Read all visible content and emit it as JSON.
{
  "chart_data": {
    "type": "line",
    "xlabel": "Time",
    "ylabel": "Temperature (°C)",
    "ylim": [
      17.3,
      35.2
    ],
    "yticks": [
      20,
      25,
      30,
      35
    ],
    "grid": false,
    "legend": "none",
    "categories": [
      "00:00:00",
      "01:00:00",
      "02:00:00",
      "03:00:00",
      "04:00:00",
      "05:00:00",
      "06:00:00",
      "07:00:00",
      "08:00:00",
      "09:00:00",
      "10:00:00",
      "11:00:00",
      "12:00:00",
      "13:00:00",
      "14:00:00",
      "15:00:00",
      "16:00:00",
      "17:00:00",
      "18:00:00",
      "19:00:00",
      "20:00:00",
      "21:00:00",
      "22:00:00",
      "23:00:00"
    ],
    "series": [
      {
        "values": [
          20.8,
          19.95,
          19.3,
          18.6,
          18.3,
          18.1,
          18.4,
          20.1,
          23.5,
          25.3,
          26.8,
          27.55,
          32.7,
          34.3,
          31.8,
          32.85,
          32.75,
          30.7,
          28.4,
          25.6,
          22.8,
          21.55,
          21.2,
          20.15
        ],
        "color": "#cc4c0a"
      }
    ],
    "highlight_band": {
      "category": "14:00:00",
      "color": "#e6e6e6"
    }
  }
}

+--

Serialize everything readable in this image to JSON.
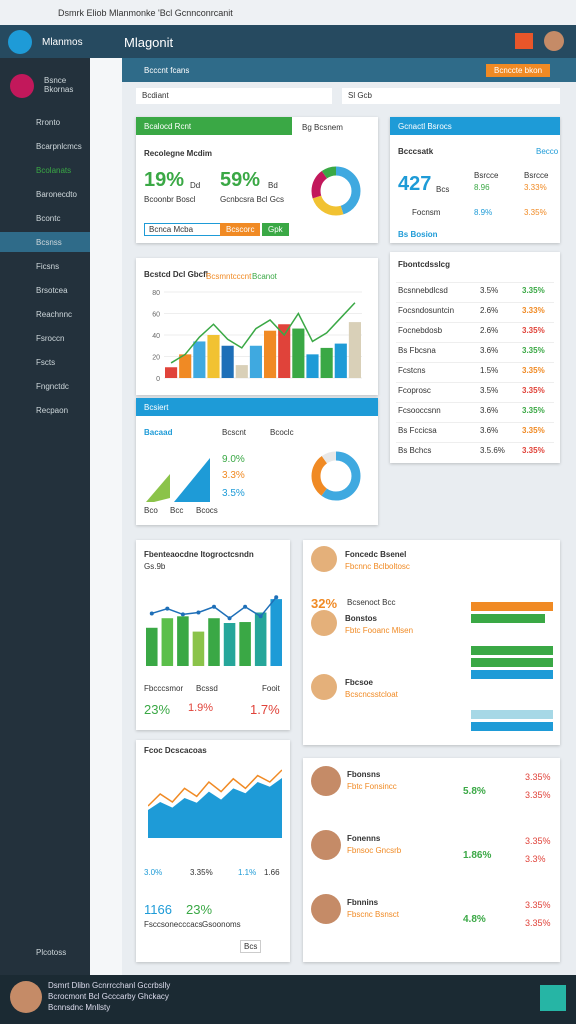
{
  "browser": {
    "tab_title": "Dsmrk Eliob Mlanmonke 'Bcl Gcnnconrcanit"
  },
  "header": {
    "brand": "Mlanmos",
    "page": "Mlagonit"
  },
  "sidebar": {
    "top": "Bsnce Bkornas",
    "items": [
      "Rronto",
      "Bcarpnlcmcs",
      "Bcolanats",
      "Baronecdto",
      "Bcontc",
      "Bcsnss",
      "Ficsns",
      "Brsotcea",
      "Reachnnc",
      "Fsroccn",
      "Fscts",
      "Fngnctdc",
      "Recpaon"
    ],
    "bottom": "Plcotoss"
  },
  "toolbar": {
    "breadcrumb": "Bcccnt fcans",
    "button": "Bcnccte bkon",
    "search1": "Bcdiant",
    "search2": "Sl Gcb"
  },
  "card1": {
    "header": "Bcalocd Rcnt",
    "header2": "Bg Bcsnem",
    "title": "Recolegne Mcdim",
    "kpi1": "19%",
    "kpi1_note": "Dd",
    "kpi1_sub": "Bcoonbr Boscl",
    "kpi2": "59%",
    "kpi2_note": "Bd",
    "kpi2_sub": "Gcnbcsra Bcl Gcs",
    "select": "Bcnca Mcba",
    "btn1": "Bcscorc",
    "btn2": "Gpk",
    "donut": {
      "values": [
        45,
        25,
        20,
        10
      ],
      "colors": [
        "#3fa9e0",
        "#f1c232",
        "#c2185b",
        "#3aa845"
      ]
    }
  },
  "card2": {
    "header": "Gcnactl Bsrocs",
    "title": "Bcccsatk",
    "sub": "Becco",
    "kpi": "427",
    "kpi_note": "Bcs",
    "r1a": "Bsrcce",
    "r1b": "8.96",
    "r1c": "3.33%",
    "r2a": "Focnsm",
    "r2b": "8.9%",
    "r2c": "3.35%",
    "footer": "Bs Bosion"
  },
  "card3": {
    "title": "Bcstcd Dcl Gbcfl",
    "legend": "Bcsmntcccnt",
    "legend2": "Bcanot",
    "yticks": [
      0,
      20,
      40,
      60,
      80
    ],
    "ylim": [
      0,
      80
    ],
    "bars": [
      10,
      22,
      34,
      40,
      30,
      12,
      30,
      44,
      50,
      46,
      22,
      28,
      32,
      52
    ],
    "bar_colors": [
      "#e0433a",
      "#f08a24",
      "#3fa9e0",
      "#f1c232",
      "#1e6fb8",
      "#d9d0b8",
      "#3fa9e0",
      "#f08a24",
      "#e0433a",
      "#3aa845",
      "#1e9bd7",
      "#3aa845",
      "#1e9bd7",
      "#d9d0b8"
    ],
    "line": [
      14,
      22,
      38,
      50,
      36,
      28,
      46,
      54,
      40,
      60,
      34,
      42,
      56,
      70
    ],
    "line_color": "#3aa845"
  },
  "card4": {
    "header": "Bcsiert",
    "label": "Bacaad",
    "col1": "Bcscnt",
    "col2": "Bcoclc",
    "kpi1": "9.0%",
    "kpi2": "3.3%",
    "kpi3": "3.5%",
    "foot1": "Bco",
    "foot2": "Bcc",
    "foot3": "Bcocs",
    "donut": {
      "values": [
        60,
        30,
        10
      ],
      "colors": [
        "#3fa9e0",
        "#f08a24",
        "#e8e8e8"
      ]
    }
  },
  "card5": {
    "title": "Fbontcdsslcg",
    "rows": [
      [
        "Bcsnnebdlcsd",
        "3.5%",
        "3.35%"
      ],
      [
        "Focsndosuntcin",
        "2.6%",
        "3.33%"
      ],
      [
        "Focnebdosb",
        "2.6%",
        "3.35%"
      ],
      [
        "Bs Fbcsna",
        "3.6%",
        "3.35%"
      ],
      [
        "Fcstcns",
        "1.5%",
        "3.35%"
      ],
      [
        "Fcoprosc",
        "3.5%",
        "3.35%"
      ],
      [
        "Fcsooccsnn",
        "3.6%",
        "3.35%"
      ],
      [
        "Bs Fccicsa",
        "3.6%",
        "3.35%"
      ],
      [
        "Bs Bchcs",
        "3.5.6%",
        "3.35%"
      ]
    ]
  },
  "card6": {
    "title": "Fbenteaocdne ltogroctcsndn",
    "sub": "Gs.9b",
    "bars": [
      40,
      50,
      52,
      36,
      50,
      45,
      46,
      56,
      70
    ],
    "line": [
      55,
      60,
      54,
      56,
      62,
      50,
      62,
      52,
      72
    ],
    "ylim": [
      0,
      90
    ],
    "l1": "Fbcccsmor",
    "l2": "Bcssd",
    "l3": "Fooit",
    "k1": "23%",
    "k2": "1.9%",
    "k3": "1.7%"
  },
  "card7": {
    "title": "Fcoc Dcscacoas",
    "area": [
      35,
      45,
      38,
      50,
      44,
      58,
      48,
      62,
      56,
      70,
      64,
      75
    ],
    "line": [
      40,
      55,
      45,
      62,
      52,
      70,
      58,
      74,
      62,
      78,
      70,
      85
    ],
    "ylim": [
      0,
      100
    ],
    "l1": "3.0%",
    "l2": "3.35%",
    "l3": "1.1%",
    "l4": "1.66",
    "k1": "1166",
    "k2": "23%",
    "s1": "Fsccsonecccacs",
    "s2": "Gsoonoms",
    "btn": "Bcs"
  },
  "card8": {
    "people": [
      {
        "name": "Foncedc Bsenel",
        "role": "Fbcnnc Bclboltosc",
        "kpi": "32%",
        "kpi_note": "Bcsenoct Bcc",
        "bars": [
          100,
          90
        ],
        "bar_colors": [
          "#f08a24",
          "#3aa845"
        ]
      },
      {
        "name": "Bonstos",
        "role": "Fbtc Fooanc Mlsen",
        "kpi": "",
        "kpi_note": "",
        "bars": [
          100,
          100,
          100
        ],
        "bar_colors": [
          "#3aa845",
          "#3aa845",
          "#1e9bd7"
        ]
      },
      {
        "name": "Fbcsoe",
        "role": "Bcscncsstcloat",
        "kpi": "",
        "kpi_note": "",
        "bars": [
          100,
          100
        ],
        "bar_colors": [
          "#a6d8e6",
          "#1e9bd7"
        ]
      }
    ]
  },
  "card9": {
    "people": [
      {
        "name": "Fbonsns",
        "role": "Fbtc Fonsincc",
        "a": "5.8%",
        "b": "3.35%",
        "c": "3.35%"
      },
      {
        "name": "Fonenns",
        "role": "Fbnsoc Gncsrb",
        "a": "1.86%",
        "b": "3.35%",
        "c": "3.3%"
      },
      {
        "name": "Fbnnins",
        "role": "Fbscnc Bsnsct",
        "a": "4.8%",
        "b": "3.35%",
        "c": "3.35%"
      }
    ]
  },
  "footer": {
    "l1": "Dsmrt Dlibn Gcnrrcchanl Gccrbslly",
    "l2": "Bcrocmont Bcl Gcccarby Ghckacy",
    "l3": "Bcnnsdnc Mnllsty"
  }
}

+--

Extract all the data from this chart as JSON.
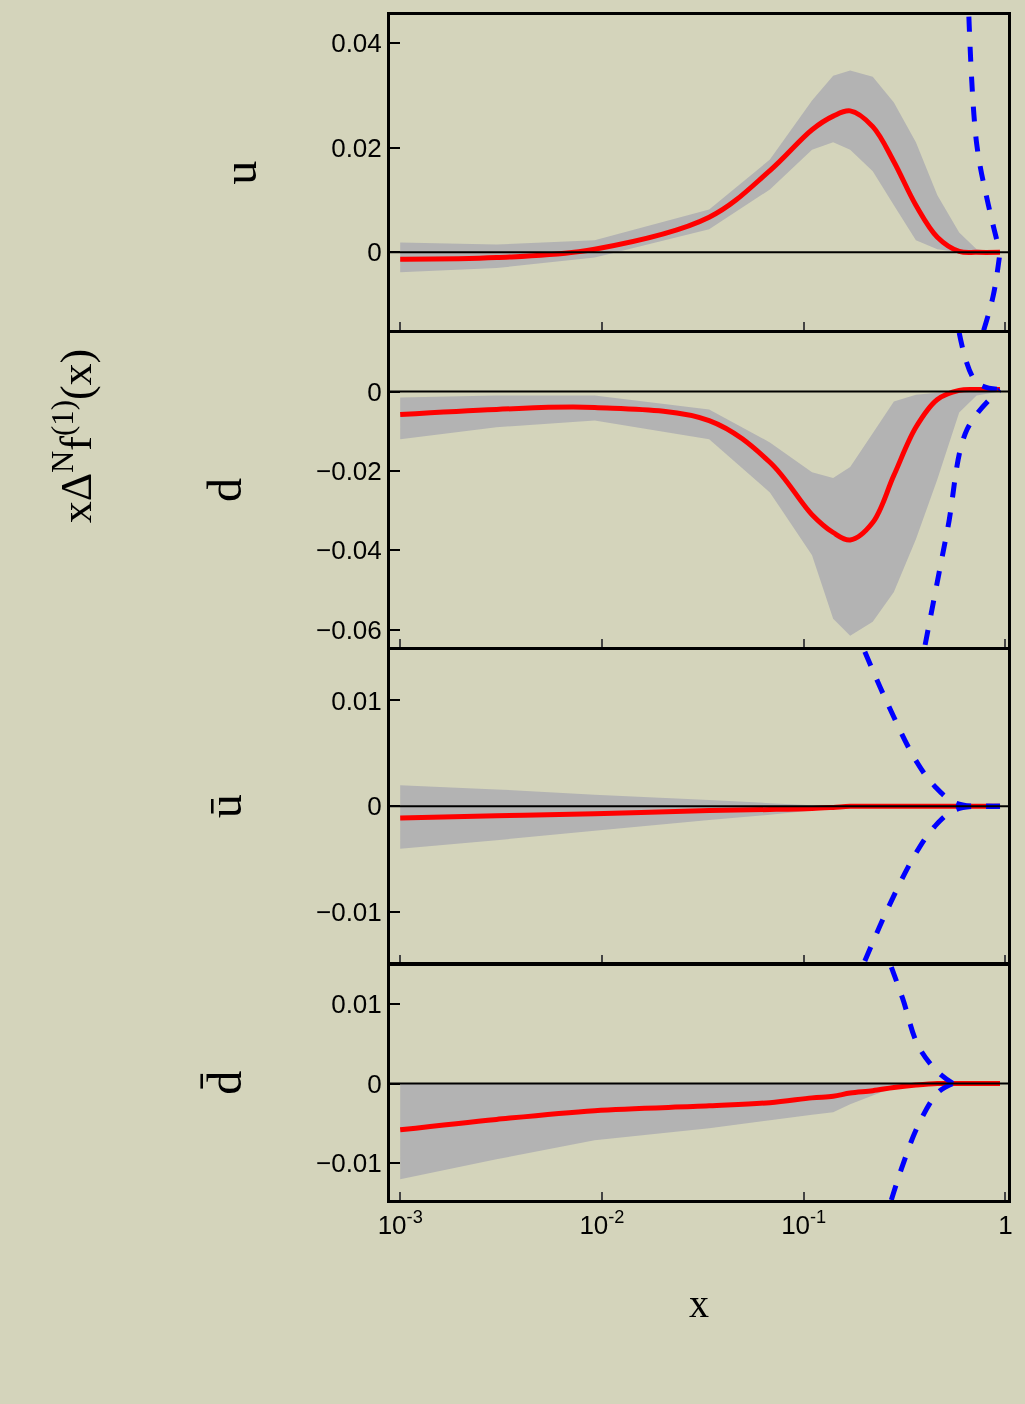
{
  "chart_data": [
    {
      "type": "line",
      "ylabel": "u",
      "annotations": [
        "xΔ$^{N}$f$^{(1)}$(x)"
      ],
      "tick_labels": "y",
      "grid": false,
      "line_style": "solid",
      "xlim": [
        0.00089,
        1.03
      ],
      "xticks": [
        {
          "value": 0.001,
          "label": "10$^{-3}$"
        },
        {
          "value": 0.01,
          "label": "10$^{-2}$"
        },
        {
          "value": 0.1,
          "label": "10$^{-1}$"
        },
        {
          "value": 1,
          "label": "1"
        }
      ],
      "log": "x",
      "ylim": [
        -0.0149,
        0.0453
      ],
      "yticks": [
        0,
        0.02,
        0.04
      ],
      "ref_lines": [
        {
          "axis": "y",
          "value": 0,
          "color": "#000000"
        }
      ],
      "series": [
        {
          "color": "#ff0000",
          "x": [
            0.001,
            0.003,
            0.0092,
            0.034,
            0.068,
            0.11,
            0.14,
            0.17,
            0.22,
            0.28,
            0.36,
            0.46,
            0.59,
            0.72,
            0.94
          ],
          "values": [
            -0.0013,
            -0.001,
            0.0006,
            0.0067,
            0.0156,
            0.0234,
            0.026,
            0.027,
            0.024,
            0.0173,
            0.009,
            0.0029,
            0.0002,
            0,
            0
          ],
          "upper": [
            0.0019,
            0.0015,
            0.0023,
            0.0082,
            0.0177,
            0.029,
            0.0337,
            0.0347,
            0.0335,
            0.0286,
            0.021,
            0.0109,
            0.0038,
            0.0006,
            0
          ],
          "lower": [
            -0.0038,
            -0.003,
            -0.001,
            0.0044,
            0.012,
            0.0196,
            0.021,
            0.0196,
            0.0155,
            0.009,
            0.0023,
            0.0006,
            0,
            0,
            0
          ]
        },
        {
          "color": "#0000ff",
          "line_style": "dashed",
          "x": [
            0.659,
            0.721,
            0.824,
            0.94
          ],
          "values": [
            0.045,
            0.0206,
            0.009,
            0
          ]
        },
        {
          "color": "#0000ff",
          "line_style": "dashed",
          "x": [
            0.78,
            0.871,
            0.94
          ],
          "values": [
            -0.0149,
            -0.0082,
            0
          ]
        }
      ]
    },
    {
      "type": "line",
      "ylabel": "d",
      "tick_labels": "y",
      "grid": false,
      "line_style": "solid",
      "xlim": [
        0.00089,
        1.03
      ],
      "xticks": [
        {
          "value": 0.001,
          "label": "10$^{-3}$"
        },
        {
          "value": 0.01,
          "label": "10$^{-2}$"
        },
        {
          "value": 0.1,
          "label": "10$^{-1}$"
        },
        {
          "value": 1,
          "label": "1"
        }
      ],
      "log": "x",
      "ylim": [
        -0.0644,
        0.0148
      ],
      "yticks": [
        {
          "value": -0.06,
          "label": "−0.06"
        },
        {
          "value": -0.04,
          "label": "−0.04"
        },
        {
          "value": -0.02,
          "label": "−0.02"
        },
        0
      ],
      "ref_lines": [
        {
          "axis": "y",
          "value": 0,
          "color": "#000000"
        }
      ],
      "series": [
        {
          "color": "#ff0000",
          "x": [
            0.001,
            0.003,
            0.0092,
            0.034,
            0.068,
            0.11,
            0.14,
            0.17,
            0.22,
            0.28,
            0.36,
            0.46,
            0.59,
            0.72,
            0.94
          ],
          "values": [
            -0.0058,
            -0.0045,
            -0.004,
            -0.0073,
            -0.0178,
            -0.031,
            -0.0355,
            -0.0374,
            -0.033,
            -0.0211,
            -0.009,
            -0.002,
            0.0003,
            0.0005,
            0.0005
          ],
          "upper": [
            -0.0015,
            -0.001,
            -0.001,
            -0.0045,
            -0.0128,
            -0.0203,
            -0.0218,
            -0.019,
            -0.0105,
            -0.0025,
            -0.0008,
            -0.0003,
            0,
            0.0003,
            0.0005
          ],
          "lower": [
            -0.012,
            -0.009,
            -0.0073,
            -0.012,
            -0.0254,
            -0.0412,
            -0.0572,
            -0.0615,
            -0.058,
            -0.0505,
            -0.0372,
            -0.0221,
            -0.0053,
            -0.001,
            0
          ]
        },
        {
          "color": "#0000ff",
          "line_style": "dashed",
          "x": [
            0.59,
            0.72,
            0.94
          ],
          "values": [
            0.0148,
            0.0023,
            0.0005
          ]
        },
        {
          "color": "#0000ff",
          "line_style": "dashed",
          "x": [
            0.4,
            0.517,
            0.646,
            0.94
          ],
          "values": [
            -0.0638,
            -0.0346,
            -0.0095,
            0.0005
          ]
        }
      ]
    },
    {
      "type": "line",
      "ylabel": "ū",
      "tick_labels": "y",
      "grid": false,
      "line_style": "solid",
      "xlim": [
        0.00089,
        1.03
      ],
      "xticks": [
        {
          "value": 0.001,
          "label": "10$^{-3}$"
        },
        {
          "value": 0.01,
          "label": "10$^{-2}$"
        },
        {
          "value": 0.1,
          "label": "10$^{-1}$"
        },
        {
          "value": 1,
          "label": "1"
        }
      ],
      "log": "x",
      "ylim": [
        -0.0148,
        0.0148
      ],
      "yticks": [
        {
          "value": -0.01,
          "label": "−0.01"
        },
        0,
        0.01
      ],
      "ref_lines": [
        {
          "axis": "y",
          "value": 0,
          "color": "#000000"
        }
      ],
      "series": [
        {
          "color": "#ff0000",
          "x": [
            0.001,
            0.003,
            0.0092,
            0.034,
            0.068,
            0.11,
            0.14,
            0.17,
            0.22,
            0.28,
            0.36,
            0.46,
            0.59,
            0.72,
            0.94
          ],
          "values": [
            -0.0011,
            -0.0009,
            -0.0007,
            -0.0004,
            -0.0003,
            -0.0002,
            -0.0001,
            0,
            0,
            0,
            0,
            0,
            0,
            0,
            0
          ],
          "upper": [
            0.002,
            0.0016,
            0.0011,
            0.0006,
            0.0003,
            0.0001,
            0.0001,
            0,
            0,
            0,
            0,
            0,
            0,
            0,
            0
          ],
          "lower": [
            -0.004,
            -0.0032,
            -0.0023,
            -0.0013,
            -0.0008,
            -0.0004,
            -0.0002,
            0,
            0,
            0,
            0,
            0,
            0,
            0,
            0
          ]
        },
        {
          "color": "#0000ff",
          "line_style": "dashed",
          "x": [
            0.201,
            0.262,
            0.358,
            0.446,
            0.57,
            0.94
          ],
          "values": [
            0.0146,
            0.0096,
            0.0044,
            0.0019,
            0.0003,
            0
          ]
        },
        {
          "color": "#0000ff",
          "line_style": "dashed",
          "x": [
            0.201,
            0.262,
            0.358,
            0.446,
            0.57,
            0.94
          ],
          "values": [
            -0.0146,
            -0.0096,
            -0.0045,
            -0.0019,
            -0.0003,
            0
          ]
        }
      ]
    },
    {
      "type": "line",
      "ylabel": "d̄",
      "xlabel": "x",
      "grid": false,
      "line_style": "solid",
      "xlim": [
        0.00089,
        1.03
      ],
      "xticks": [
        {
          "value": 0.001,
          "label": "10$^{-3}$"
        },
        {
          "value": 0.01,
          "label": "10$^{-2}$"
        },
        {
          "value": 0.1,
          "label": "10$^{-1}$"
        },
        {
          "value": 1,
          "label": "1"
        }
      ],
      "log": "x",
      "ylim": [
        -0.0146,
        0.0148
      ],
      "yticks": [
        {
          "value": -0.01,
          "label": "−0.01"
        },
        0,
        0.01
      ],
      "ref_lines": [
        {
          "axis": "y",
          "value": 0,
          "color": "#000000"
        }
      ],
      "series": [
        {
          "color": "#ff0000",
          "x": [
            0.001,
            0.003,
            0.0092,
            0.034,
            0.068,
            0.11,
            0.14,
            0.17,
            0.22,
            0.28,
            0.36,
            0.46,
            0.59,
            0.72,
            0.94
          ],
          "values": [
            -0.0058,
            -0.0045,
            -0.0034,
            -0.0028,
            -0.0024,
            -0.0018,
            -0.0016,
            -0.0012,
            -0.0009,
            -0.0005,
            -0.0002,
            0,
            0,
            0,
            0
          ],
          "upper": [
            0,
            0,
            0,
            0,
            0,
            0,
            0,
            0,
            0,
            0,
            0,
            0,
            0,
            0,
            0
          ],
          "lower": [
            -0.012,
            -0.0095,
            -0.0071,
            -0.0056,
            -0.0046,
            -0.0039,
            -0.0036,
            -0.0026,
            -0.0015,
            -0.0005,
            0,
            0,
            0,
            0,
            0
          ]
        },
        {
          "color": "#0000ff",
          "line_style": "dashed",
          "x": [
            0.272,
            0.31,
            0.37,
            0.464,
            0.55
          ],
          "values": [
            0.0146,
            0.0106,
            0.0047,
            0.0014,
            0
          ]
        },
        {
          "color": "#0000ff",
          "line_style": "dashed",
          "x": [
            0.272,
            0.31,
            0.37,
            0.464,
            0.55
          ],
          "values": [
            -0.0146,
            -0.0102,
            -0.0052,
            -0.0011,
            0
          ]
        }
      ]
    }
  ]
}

+--

__DIRECTIONS__
List all lines where "name" occurs.

__EXPECTED OUTPUT__
        "name": "Foncedc Bsenel",
        "name": "Bonstos",
        "name": "Fbcsoe",
        "name": "Fbonsns",
        "name": "Fonenns",
        "name": "Fbnnins",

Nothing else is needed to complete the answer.